_Stated problem_: Which lines in the records below contain the word "Miejskiej"? Copy each of them.

_Provided records_:
========

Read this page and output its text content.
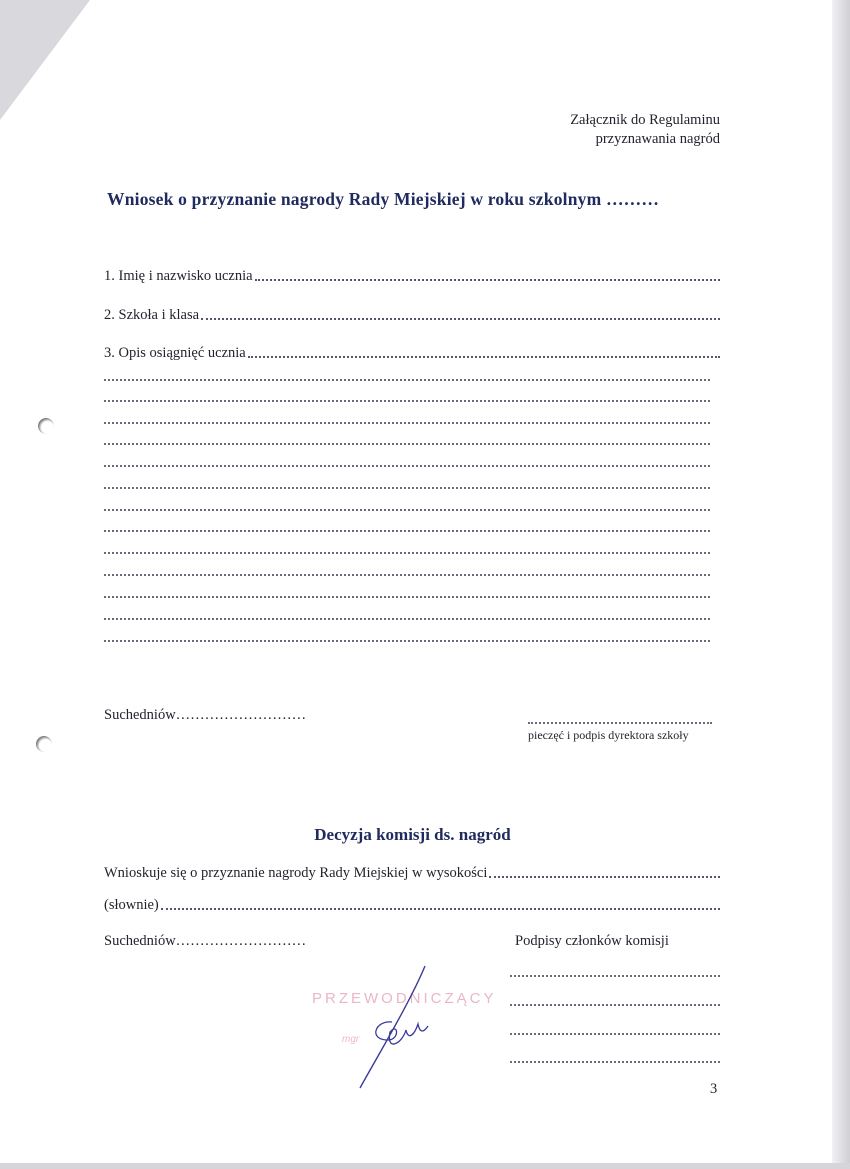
Załącznik do Regulaminu
przyznawania nagród
Wniosek o przyznanie nagrody Rady Miejskiej w roku szkolnym ………
1. Imię i nazwisko ucznia
2. Szkoła i klasa
3. Opis osiągnięć ucznia
Suchedniów………………………
pieczęć i podpis dyrektora szkoły
Decyzja komisji ds. nagród
Wnioskuje się o przyznanie nagrody Rady Miejskiej w wysokości
(słownie)
Suchedniów………………………	Podpisy członków komisji
PRZEWODNICZĄCY
mgr
3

========

_Exercise output_:
Wniosek o przyznanie nagrody Rady Miejskiej w roku szkolnym ………
Wnioskuje się o przyznanie nagrody Rady Miejskiej w wysokości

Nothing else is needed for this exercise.